**Exercises:**
A. In the interview about working at Berggasse 19 below, explain why Jennifer Friedlander says the space resonates as a monument of excruciating loss. Keep your answer to one to three sentences.
B. Translate this sentence from the interview about working at Berggasse 19 below into Spanish: "I was struck by a palpable, almost overwhelming, presence of lack."

**Given text:**
Meet Jennifer Friedlander

Since 1999, the Sigmund Freud Foundation and the Austrian Fulbright Commission invite American scientists for a study visit which is combined with a visiting professorship on a university in Vienna. We introduce you to this year's grantee Jennifer Friedlander, who arrived in March and took office in Berggasse 19. Upon arrival, we asked her some questions:

 

 
 
What does it mean to you, working at Berggasse 19?
 
Even though I arrived with already high anticipation of how it might feel to work at this most special address, I must admit that I was surprised by how deeply moved I was to actually inhabit the space.  I was struck by a palpable, almost overwhelming, presence of lack. The space is profoundly evocative of the richness of both Freud's life and work, but it also resonates as a monument of excruciating loss. A piercing emptiness is left by Freud's escape and the building's testiment to the names of subsequent inhabitants who lost their lives under Nazism. The space, in an almost Freudian sense, seems to call fittingly upon its vistors to thus produce - to "construct."
 
 
We know it is not your first stay in Vienna – what makes this city special to you?

**Entries provided:**
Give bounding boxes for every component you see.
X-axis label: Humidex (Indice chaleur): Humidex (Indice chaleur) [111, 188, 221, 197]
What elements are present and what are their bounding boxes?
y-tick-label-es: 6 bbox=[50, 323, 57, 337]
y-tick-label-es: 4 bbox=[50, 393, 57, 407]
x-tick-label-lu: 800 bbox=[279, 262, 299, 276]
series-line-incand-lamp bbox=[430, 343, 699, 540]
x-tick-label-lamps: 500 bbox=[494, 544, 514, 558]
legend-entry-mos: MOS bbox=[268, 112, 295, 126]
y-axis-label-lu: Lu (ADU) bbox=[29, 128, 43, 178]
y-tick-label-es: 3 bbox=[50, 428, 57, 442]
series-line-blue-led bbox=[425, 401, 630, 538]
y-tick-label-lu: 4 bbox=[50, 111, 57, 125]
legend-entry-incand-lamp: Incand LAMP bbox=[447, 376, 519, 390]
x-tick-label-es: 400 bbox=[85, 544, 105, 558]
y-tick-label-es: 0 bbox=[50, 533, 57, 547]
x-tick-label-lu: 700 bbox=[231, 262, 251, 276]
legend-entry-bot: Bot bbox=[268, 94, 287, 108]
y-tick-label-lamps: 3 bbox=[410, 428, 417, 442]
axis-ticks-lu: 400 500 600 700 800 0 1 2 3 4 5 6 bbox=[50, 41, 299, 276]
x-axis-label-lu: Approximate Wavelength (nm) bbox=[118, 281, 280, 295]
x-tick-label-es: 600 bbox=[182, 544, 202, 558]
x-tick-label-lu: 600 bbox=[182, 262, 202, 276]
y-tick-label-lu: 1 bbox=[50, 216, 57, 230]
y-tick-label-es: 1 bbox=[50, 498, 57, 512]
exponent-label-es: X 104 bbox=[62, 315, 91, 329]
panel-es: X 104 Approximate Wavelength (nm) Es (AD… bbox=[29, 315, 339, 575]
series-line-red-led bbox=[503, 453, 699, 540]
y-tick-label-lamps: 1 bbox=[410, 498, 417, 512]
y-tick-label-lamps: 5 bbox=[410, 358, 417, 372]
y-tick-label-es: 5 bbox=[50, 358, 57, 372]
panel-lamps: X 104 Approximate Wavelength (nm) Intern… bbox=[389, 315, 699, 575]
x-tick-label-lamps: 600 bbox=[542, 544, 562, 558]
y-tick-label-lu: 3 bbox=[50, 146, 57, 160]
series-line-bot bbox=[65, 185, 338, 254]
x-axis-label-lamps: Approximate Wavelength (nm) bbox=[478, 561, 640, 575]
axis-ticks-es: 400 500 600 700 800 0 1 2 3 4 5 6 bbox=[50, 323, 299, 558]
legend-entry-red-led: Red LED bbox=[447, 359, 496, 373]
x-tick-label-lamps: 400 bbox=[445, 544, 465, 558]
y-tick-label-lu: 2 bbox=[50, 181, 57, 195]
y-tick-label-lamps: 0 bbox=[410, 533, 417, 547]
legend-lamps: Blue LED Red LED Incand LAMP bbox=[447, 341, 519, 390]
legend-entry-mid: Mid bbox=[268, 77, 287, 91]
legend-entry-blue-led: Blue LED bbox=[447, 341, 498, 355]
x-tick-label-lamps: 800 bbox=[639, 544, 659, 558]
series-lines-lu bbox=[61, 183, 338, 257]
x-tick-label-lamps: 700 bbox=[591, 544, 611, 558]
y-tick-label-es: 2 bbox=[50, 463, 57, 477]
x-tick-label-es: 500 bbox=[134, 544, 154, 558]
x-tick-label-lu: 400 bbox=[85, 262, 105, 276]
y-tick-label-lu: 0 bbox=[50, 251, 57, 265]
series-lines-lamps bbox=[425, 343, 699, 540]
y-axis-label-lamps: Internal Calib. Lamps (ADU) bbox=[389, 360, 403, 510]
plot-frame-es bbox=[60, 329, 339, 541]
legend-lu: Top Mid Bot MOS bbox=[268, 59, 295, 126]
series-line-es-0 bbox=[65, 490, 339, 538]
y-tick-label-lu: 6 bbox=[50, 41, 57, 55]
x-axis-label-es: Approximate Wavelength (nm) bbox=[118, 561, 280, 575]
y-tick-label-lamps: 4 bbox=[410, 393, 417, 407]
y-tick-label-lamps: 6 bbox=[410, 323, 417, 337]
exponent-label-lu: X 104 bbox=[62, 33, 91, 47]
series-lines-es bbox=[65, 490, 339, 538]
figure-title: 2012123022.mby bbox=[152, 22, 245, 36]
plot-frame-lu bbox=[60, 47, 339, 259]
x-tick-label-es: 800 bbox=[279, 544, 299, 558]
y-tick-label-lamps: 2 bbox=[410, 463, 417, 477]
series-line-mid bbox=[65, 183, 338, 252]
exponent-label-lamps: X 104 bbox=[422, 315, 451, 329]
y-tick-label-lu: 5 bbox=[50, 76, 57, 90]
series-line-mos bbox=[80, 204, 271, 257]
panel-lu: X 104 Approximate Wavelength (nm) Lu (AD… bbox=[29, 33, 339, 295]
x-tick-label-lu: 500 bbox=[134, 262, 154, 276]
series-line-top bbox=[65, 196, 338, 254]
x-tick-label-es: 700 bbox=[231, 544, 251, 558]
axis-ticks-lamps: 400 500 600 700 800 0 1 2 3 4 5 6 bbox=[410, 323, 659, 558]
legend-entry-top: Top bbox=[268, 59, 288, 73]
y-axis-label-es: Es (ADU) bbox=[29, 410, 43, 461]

**Replies:**
A. Freud's escape left a piercing emptiness in the space. The building also bears the names of later residents who lost their lives under Nazism.

B. Me impactó una presencia palpable, casi abrumadora, de la carencia.